Saved entries:
*-*-*

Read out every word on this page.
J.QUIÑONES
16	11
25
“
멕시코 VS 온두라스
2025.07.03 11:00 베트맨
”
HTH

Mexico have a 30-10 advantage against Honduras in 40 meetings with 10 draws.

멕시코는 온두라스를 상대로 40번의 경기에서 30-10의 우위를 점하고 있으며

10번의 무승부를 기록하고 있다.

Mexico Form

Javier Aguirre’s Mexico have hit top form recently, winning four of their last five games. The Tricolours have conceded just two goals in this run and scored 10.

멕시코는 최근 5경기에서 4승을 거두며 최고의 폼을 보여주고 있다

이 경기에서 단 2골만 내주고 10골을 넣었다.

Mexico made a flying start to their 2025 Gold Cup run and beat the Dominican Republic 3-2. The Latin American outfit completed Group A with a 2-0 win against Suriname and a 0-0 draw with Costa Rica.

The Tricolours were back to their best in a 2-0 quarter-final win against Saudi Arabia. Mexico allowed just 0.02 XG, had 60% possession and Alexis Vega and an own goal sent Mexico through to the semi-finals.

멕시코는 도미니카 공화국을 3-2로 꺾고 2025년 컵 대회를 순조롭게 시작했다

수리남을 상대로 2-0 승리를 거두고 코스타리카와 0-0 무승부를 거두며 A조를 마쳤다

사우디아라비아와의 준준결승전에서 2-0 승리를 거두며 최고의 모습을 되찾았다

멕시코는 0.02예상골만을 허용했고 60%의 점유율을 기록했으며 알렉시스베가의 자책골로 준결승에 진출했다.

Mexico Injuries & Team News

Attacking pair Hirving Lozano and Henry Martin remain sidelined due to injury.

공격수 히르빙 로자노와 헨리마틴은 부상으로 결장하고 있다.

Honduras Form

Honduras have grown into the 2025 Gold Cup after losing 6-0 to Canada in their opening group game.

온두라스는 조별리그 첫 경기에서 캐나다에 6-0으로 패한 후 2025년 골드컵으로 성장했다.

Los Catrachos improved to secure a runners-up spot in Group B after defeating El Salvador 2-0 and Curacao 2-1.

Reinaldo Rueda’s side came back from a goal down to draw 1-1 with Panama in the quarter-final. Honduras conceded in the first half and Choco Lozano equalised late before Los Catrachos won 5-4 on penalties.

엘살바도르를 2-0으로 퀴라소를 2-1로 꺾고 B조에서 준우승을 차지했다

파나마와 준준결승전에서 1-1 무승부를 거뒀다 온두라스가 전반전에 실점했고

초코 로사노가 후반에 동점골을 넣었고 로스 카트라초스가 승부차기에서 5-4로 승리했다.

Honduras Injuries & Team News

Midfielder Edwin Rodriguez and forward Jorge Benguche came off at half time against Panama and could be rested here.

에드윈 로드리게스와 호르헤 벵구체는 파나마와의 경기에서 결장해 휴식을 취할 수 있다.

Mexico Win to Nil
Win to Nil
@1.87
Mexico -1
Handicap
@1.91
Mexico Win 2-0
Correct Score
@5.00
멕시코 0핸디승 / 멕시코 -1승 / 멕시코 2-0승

*-*-*

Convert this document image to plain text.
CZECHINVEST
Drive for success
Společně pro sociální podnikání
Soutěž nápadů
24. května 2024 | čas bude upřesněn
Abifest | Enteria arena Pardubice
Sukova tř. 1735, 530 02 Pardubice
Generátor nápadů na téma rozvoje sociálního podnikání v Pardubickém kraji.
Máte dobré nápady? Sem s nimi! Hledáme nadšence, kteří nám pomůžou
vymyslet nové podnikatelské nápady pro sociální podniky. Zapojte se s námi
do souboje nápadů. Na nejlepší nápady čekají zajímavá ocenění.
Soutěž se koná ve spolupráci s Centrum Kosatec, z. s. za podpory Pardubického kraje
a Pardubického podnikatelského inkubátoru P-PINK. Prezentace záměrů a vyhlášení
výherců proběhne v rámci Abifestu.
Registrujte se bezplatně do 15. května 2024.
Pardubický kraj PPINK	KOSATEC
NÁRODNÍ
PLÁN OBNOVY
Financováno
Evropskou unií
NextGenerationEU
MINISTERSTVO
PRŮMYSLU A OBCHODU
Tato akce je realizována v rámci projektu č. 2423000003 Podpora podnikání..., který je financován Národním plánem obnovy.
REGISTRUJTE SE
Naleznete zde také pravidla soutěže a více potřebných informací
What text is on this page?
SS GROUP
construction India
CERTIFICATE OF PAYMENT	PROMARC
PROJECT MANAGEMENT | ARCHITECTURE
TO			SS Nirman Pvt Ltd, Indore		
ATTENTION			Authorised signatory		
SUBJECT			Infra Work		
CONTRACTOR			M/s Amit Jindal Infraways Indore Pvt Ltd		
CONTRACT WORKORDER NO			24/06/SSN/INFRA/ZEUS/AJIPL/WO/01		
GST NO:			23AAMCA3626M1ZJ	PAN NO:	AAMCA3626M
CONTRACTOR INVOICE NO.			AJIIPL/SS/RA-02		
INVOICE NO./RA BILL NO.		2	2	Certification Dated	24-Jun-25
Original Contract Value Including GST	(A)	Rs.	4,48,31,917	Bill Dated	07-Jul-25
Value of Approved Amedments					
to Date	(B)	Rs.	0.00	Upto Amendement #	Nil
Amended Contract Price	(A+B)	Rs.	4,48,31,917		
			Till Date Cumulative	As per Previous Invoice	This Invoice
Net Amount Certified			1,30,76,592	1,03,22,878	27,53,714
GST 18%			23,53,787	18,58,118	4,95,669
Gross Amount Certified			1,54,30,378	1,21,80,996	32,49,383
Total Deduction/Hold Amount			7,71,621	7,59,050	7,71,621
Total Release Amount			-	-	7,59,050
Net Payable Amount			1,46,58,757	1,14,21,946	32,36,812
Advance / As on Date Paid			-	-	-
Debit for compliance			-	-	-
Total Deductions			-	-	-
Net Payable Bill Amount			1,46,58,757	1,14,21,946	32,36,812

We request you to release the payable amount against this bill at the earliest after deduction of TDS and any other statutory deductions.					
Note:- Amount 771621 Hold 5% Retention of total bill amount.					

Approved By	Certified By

*-*-*

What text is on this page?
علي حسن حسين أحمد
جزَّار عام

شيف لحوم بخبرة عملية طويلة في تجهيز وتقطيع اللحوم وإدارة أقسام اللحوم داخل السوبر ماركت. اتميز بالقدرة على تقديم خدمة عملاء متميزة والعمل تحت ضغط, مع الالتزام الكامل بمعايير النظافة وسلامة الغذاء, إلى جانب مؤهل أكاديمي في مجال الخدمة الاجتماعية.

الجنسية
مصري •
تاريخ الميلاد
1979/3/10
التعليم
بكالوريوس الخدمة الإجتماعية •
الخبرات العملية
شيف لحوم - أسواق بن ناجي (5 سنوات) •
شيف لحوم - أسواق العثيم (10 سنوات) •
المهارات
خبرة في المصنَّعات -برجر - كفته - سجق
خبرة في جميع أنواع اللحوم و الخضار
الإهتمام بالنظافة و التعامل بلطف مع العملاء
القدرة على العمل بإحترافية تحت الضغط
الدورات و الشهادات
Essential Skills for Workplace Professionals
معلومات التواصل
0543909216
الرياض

*-*-*

SET PROBLEM:
Your task is to list each line of the records with the word "came".

EXPECTED OUTPUT:
Reinaldo Rueda’s side came back from a goal down to draw 1-1 with Panama in the quarter-final. Honduras conceded in the first half and Choco Lozano equalised late before Los Catrachos won 5-4 on penalties.
Midfielder Edwin Rodriguez and forward Jorge Benguche came off at half time against Panama and could be rested here.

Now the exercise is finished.